Reproduce the listing word for word, leaving every picture behind.

= = = = = = =

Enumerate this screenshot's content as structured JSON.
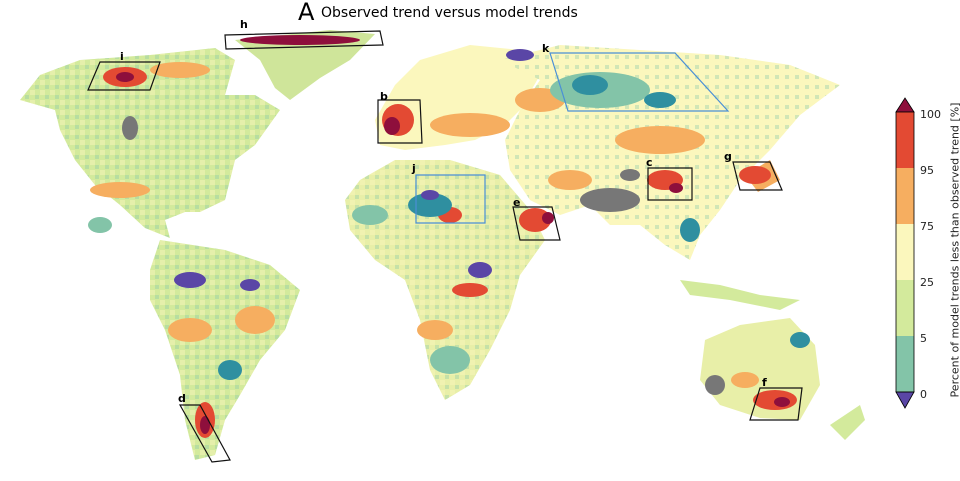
{
  "title": {
    "letter": "A",
    "text": "Observed trend versus model trends"
  },
  "colorbar": {
    "label": "Percent of model trends less than observed trend [%]",
    "ticks": [
      "0",
      "5",
      "25",
      "75",
      "95",
      "100"
    ],
    "colors": [
      "#2f8fa0",
      "#83c4a8",
      "#d3ea9c",
      "#fbf7bd",
      "#f6ae60",
      "#e34a33",
      "#8e0f3c"
    ],
    "under_color": "#5a46a6",
    "over_color": "#8e0f3c"
  },
  "regions": [
    {
      "id": "h",
      "label": "h",
      "color": "#111111"
    },
    {
      "id": "i",
      "label": "i",
      "color": "#111111"
    },
    {
      "id": "b",
      "label": "b",
      "color": "#111111"
    },
    {
      "id": "k",
      "label": "k",
      "color": "#4a8fd6"
    },
    {
      "id": "j",
      "label": "j",
      "color": "#4a8fd6"
    },
    {
      "id": "c",
      "label": "c",
      "color": "#111111"
    },
    {
      "id": "g",
      "label": "g",
      "color": "#111111"
    },
    {
      "id": "e",
      "label": "e",
      "color": "#111111"
    },
    {
      "id": "d",
      "label": "d",
      "color": "#111111"
    },
    {
      "id": "f",
      "label": "f",
      "color": "#111111"
    }
  ],
  "missing_color": "#777777"
}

= = = = = = =

» Written answer
Enumerate this screenshot's content as structured JSON.
{
  "title": {
    "letter": "A",
    "text": "Observed trend versus model trends"
  },
  "colorbar": {
    "label": "Percent of model trends less than observed trend [%]",
    "ticks": [
      "0",
      "5",
      "25",
      "75",
      "95",
      "100"
    ],
    "colors": [
      "#2f8fa0",
      "#83c4a8",
      "#d3ea9c",
      "#fbf7bd",
      "#f6ae60",
      "#e34a33",
      "#8e0f3c"
    ],
    "under_color": "#5a46a6",
    "over_color": "#8e0f3c"
  },
  "regions": [
    {
      "id": "h",
      "label": "h",
      "color": "#111111"
    },
    {
      "id": "i",
      "label": "i",
      "color": "#111111"
    },
    {
      "id": "b",
      "label": "b",
      "color": "#111111"
    },
    {
      "id": "k",
      "label": "k",
      "color": "#4a8fd6"
    },
    {
      "id": "j",
      "label": "j",
      "color": "#4a8fd6"
    },
    {
      "id": "c",
      "label": "c",
      "color": "#111111"
    },
    {
      "id": "g",
      "label": "g",
      "color": "#111111"
    },
    {
      "id": "e",
      "label": "e",
      "color": "#111111"
    },
    {
      "id": "d",
      "label": "d",
      "color": "#111111"
    },
    {
      "id": "f",
      "label": "f",
      "color": "#111111"
    }
  ],
  "missing_color": "#777777"
}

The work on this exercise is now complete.